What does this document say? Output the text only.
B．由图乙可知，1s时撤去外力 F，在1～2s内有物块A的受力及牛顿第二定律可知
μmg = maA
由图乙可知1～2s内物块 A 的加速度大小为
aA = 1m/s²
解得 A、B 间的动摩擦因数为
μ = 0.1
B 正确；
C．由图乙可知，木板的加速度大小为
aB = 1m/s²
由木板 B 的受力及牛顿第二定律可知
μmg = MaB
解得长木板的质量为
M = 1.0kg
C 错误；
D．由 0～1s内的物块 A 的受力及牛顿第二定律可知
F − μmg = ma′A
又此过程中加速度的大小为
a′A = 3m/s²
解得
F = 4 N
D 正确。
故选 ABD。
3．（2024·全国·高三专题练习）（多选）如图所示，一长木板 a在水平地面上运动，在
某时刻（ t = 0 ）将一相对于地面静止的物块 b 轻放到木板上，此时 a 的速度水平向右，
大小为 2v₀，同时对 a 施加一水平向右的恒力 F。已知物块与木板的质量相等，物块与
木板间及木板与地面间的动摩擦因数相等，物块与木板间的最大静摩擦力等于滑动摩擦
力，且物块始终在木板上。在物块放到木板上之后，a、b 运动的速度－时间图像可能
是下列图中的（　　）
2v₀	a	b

•••••

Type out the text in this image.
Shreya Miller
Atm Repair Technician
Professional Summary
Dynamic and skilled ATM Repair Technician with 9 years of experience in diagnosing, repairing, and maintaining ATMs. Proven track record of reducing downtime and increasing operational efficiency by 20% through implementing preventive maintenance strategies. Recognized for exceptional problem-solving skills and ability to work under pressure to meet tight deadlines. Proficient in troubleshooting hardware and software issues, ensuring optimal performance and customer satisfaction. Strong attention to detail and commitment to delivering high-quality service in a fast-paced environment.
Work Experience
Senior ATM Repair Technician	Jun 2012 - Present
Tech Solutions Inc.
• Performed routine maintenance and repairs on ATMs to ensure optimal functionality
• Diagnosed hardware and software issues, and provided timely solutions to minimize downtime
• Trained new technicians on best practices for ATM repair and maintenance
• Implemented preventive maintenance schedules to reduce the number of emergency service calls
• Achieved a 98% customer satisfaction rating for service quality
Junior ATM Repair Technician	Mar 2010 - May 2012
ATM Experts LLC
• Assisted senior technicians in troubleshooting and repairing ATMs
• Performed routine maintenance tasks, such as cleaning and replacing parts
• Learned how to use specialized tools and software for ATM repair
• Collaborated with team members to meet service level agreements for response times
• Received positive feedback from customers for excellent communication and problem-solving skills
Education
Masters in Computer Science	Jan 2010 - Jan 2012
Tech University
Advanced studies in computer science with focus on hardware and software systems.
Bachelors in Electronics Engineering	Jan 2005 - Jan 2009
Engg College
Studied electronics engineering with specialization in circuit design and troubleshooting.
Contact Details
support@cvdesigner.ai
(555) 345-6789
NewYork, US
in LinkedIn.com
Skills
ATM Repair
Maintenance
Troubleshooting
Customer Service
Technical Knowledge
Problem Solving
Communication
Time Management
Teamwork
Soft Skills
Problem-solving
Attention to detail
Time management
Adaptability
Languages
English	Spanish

•••••

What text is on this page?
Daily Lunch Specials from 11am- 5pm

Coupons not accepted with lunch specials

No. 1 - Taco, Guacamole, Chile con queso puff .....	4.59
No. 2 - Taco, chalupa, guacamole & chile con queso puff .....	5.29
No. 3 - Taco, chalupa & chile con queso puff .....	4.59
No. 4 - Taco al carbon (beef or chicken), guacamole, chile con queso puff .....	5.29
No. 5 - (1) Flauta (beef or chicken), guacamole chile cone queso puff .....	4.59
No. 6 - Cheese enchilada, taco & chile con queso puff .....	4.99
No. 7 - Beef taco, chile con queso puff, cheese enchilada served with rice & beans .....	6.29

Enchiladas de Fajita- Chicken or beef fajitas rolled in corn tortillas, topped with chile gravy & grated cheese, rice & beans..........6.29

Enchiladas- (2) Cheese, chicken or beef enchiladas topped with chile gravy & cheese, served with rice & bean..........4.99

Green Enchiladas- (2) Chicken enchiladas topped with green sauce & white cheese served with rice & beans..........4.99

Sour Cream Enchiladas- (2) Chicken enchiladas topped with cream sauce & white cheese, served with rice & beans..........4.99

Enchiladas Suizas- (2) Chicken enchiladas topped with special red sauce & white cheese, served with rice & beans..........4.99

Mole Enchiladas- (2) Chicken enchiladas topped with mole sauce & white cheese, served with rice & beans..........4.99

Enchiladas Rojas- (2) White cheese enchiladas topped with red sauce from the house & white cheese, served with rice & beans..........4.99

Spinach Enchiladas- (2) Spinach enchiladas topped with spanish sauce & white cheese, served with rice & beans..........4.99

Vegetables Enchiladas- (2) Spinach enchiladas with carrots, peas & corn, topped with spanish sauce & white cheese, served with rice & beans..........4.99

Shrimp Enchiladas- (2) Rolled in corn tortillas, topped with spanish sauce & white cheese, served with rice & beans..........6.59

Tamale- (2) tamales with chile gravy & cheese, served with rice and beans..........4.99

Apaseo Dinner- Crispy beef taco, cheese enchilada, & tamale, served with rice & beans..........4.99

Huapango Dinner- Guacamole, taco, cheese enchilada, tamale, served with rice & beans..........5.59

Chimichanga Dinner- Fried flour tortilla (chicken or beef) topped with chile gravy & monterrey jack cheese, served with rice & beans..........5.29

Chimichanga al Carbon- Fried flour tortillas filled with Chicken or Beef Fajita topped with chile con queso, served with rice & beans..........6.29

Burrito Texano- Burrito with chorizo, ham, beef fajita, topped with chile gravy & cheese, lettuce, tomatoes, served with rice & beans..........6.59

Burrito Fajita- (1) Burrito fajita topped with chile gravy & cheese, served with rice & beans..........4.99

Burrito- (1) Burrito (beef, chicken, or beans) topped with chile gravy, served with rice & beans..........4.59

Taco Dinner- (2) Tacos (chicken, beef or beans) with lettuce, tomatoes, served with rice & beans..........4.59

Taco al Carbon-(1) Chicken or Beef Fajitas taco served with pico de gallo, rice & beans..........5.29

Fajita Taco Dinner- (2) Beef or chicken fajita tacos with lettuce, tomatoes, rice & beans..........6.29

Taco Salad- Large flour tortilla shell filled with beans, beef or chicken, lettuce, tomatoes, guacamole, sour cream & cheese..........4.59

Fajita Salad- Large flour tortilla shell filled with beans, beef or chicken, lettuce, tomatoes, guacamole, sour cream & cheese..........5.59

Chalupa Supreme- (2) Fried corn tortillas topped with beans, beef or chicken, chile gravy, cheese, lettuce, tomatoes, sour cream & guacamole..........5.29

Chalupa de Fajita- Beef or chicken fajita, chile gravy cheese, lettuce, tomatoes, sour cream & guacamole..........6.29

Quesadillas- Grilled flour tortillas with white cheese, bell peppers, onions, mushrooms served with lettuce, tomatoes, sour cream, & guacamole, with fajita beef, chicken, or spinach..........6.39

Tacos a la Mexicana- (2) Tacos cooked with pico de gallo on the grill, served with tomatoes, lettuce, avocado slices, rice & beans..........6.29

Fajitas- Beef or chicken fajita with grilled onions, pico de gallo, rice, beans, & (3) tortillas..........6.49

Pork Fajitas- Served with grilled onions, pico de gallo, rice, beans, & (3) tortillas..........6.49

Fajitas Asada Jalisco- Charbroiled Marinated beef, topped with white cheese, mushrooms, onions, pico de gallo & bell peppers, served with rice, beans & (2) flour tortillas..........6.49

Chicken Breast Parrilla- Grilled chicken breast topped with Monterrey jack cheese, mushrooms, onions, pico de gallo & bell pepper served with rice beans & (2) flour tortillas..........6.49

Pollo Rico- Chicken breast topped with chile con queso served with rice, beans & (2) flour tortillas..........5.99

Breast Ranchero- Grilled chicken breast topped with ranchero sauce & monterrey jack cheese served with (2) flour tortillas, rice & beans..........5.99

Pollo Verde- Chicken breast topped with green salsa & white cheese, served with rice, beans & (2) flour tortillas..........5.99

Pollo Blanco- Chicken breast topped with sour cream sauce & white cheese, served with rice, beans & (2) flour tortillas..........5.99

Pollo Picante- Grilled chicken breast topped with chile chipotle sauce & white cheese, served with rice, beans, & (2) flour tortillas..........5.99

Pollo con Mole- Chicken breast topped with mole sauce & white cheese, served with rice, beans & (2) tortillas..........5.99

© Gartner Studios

•••••

*Job*: Find each line in the records holding the string "Burrito" and show it.

*Response to this task*:
Burrito Texano- Burrito with chorizo, ham, beef fajita, topped with chile gravy & cheese, lettuce, tomatoes, served with rice & beans..........6.59
Burrito Fajita- (1) Burrito fajita topped with chile gravy & cheese, served with rice & beans..........4.99
Burrito- (1) Burrito (beef, chicken, or beans) topped with chile gravy, served with rice & beans..........4.59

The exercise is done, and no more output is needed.